Records supplied:
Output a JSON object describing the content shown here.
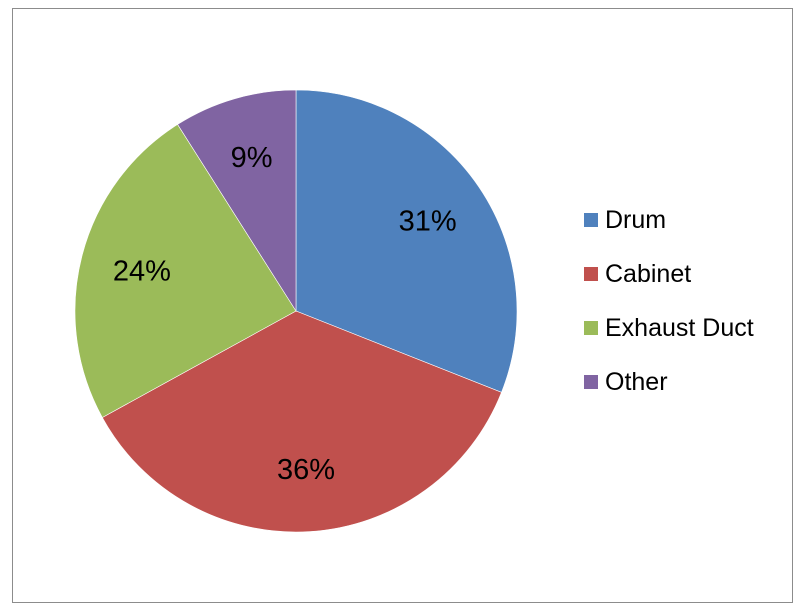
{
  "chart_data": {
    "type": "pie",
    "categories": [
      "Drum",
      "Cabinet",
      "Exhaust Duct",
      "Other"
    ],
    "values": [
      31,
      36,
      24,
      9
    ],
    "data_labels": [
      "31%",
      "36%",
      "24%",
      "9%"
    ],
    "colors": [
      "#4F81BD",
      "#C0504D",
      "#9BBB59",
      "#8064A2"
    ],
    "start_angle_deg": 0,
    "direction": "clockwise",
    "legend_position": "right",
    "title": ""
  }
}
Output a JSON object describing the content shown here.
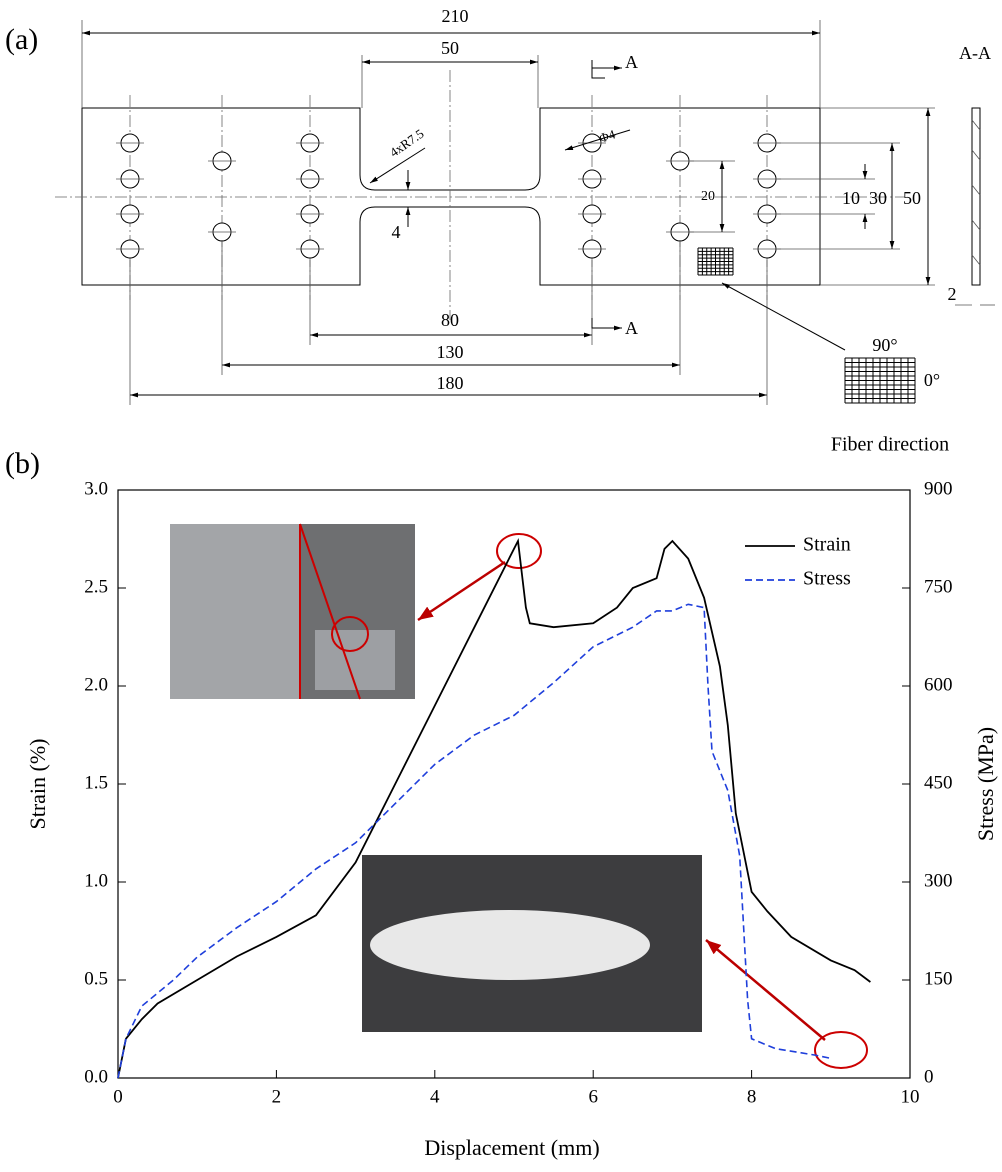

Problem details:
Repeat all of the entries word for word, but omit the pictures.

Result of the task:
Output a JSON object describing the content shown here.
{
  "chart_data": {
    "type": "pie",
    "categories": [
      "Drum",
      "Cabinet",
      "Exhaust Duct",
      "Other"
    ],
    "values": [
      31,
      36,
      24,
      9
    ],
    "data_labels": [
      "31%",
      "36%",
      "24%",
      "9%"
    ],
    "colors": [
      "#4F81BD",
      "#C0504D",
      "#9BBB59",
      "#8064A2"
    ],
    "start_angle_deg": 0,
    "direction": "clockwise",
    "legend_position": "right",
    "title": ""
  }
}
Output a JSON object describing the content shown here.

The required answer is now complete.